== Brief ==
Report all lines from the entries below in which "Estimated" appears.
= = = = =
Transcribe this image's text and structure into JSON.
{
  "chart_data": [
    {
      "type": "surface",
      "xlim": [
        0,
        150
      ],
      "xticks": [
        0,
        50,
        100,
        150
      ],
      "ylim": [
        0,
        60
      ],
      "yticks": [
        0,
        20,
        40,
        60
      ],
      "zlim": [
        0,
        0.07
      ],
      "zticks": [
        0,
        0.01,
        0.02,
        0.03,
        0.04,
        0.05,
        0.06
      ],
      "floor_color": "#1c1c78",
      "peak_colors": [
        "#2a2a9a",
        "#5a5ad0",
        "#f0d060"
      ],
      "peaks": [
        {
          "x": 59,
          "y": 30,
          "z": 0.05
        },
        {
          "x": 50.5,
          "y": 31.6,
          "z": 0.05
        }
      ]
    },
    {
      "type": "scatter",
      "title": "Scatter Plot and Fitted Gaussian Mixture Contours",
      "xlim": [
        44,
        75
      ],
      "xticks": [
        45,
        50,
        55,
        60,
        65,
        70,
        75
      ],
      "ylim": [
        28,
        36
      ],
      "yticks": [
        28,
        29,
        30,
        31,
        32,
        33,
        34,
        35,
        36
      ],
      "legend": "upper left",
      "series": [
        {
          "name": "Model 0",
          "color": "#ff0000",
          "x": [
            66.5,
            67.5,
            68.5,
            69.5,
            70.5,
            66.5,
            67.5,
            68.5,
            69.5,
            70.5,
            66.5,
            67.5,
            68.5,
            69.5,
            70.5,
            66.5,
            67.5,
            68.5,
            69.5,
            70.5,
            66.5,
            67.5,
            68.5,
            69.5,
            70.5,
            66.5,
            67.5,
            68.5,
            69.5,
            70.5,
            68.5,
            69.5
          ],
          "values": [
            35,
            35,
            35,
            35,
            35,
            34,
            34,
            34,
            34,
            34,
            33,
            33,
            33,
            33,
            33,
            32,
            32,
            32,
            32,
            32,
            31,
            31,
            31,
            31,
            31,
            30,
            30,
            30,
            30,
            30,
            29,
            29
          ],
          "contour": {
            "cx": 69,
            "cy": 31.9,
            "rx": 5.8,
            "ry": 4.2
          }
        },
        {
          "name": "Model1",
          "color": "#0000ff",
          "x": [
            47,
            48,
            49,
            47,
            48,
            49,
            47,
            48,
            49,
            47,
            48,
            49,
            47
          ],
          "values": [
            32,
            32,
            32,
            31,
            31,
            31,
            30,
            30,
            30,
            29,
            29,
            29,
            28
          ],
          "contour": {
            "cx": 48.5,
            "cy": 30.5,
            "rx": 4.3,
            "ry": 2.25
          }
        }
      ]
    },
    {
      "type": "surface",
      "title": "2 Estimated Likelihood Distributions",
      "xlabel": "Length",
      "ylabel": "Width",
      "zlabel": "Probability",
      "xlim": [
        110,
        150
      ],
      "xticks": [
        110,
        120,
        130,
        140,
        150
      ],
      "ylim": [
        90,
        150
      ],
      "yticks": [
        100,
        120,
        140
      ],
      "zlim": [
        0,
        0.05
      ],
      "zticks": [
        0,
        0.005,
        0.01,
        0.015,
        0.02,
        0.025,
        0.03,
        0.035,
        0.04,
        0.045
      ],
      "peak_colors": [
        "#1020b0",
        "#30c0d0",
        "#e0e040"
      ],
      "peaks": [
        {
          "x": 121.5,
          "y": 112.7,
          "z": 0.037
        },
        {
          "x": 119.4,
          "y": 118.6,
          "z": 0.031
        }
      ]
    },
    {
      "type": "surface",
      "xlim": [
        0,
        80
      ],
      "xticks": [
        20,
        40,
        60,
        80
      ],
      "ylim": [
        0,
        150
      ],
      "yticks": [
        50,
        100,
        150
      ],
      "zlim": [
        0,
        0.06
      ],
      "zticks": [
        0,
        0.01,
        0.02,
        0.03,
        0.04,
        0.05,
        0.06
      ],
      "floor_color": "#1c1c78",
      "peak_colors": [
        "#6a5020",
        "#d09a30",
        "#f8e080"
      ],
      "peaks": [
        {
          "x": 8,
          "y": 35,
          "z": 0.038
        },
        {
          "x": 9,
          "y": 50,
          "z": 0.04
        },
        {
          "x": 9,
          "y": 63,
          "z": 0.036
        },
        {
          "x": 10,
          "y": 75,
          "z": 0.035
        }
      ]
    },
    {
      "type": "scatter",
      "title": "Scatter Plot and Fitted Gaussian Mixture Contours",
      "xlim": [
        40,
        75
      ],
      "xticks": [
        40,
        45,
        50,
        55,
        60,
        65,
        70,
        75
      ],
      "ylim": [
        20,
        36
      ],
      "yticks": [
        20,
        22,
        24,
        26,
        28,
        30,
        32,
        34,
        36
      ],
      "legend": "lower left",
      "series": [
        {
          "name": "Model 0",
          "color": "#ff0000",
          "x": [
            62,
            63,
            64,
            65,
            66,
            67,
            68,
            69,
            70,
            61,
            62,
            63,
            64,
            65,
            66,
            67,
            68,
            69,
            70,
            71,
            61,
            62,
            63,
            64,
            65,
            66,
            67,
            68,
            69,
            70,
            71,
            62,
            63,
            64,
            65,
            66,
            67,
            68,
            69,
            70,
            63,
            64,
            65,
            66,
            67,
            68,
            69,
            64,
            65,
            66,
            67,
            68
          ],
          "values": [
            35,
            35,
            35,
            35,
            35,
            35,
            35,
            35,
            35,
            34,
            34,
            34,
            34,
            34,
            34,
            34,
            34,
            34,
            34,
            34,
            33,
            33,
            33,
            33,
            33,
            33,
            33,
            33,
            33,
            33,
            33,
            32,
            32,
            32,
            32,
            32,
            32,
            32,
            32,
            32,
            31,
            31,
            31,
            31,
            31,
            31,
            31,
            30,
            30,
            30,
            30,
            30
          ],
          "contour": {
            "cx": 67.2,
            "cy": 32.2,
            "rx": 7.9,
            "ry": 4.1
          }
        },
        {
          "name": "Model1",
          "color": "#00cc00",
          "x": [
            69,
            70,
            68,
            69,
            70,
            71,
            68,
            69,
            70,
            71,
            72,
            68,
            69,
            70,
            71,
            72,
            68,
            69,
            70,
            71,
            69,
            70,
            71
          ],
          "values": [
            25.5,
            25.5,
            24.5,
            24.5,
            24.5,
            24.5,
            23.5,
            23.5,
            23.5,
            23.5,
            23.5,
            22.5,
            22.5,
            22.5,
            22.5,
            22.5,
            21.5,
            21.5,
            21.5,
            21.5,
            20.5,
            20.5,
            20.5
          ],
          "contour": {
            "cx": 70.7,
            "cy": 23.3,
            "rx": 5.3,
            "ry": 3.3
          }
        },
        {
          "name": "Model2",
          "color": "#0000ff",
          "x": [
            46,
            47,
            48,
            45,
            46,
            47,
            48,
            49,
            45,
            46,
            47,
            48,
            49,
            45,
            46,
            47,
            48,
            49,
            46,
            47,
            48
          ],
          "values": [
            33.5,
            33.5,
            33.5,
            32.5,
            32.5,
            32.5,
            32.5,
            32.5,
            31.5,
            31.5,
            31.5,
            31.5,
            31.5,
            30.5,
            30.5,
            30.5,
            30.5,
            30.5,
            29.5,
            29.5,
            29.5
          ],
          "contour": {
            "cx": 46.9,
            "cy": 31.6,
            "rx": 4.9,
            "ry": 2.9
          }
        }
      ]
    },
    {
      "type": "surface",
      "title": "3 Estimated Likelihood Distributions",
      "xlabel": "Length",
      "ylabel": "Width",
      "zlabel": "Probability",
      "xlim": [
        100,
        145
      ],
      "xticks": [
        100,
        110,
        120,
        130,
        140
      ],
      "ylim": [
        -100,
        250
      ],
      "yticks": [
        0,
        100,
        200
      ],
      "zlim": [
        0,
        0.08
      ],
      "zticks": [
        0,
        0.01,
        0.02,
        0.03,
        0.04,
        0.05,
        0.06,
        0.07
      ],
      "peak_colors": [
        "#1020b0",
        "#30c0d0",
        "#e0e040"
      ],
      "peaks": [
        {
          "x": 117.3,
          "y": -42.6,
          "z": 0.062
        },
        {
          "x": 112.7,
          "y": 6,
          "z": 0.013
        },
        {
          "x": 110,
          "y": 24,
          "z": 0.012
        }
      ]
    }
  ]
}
= = = = =
== Expected answer ==
      "title": "2 Estimated Likelihood Distributions",
      "title": "3 Estimated Likelihood Distributions",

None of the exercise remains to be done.